Passage to read.
2006 GROSSET POLISH HILL RIESLING - AWKWARD ADOLESCENT

We have reviewed a number of vintages of the benchmark Polish Hill Riesling from Jeffrey Grosset on these pages.  This particular bottle is the first from a case of the 2006. Although seven years old, it remains relatively pale in colour, retaining a youthful silvery green hue.

On the nose and in the mouth, the wine appears to be in a transitional phase between youthful austerity and maturity.  It's like an awkward teenager, in the midst of adolescence, all legs and arms, not totally confident in itself.  The wine is rather subdued, developing weight and volume, the impression of acidity fading slightly, but yet to express the flavour and confidence that goes with a decade or so in bottle. On this showing, it is worth holding a year or two before broaching another bottle. 

2006 POLISH HILL RIESLING
Producer: Grosset
Variety: Riesling
Vintage: 2006
Region: Clare Valley, South Australia
ABV: 13.0%
Closure: Screw cap
Retail Price: N/a
Date tasted: 3 November 2010

Tasting Note:
Pale, silvery green. Lifted, perfumed and aromatic, kaffir lime leaf, lime juice, grapefruit pith, touch of honey suggests some development. Weighty, quite voluminous in the mouth. There’s a sense of sweetness though the wine is technically dry. Delicate interplay of lemon and lime citrus, chalky minerality. Slightly subdued at present, suggesting that the wine might need a further 2-3 years in bottle to reveal more depth and complexity.
Score: 16+/20

2001 PETALUMA COONAWARRA - ESSENCE OF TERRA ROSSA

Petaluma is a long-standing Coonawarra label started by Australian wine industry icon Brian Croser. For many years, it has been under the ownership of Lion Nathan, with Croser not involved in the winemaking. Petaluma Coonawarra is a blend of Cabernet Sauvignon and Merlot that draws its inspiration from the great wines of Bordeaux and California.

Although Brian Croser long ago ceased his involvement with the wine, choosing to pursue other winemaking activities under the Tapanappa label, Petaluma Coonawarra remains a regional benchmark. As the 2001vintage evidences, it is a thoroughly modern and polished wine. It is also a wine that, in better vintages, has tremendous depth and the ability to age extremely well.

The 2001 Petaluma Coonawarra is only just starting to hit its stride and should still have several years up its sleeve. It is an excellent example of the type of wine that Coonawarra is about, showcasing its terra rosa terroir brilliantly.

2001 COONAWARRA
Producer: Petaluma
Variety: Cabernet Sauvignon et al
Vintage: 2001
Region: Coonawarra, South Australia
ABV: 14.0%
Closure: Natural cork
Retail Price: N/a
Date tasted: 31 October 2010

Tasting Note:
Deep crimson. Intense nose of blackcurrant, dark cherry, plum and toasty oak underpinned by typical Coonawarra earth. Dry, medium bodied, very slick, confident and lush. Velvet smooth in texture, cassis and plum. Modern and vibrant. The best of Coonawarra in a bottle. Very good indeed.

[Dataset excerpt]

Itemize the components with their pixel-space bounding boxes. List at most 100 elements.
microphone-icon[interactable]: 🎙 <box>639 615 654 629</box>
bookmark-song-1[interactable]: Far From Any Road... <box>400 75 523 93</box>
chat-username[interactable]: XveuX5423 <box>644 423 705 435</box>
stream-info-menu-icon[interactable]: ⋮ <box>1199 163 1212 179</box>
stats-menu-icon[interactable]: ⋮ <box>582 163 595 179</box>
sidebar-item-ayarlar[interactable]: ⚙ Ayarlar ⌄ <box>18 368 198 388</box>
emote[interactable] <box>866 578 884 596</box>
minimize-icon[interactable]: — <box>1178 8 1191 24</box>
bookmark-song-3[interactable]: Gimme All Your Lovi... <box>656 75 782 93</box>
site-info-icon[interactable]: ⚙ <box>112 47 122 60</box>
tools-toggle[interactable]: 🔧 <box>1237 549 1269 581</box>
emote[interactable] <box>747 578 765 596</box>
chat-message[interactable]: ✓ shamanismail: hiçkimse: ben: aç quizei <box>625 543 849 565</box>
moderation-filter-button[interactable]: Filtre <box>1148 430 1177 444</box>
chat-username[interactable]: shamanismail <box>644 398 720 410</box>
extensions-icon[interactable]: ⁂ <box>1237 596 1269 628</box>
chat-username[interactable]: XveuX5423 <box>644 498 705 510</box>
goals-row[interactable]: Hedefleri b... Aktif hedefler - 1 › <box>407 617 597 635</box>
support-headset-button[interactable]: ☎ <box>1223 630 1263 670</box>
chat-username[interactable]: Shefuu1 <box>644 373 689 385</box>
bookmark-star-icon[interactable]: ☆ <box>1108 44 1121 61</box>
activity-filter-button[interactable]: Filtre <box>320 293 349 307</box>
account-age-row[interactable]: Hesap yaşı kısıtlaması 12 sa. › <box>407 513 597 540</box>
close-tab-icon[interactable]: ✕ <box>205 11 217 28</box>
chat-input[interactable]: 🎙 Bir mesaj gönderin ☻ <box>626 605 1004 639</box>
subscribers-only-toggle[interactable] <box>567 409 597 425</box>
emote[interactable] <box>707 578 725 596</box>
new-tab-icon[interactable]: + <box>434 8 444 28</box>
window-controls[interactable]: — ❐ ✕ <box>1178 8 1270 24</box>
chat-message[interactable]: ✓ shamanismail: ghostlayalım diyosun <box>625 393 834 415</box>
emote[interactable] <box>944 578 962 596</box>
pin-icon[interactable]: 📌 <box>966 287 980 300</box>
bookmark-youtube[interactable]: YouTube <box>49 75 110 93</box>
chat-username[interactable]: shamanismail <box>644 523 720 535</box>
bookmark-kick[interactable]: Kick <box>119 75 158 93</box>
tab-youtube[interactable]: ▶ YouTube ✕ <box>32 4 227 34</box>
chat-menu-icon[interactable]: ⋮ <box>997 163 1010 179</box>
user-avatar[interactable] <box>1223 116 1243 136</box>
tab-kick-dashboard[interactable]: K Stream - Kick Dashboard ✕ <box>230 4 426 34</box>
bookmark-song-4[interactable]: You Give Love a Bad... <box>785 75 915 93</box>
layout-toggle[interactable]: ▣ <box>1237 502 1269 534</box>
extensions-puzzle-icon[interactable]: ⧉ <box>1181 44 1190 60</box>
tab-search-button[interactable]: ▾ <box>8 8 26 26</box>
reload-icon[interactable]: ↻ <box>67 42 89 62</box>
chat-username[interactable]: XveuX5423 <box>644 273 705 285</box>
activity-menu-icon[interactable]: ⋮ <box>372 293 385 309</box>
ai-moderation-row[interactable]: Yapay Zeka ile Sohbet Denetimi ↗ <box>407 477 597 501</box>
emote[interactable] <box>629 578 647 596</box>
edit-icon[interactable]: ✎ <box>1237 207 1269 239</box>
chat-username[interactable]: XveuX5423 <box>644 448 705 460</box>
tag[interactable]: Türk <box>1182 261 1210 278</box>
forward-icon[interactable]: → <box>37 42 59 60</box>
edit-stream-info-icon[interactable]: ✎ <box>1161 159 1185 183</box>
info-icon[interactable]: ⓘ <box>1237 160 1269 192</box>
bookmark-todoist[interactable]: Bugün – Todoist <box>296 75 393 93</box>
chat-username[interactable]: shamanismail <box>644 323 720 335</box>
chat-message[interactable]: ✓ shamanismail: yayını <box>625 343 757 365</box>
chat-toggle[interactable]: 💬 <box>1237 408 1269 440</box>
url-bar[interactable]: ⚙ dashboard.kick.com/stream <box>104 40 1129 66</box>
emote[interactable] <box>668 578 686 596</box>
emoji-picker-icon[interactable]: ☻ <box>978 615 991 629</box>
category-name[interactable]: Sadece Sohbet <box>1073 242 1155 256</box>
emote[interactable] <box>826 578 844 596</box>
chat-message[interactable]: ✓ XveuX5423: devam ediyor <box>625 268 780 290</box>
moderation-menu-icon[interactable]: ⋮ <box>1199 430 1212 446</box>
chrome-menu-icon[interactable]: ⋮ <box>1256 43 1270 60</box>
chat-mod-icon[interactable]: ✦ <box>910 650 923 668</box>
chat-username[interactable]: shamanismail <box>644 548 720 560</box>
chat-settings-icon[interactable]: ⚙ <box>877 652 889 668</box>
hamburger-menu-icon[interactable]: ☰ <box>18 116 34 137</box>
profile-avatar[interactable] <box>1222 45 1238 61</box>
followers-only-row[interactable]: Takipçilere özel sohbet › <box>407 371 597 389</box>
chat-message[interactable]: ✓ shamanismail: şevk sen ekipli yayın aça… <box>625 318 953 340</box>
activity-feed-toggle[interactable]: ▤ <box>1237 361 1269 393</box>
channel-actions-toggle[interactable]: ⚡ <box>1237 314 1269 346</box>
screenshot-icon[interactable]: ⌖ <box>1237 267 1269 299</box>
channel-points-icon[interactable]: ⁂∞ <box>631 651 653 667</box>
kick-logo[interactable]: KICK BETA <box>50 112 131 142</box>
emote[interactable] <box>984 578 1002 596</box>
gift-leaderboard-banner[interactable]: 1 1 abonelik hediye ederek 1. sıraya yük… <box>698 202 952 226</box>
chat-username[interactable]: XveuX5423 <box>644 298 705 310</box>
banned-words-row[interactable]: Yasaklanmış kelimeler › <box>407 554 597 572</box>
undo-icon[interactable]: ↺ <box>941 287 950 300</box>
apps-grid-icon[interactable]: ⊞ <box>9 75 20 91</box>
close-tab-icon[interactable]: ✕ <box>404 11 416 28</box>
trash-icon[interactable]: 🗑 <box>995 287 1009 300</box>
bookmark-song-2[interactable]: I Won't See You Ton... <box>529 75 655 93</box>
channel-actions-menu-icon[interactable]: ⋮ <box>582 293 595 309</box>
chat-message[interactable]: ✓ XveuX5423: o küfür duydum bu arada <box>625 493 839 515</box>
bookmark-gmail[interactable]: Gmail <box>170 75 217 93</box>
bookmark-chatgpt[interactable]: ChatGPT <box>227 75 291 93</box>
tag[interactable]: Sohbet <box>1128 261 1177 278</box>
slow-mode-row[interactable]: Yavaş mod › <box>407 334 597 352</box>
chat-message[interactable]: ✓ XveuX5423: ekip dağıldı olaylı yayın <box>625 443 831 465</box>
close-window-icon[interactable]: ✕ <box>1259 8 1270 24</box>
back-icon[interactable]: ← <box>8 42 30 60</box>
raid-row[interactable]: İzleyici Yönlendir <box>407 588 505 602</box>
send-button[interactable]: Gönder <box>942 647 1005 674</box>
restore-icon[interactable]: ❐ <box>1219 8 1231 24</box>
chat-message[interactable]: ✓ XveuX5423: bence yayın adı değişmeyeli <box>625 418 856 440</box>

Your instructions. According to the wine reviews, which company has owned Petaluma for many years?

Result. Lion Nathan.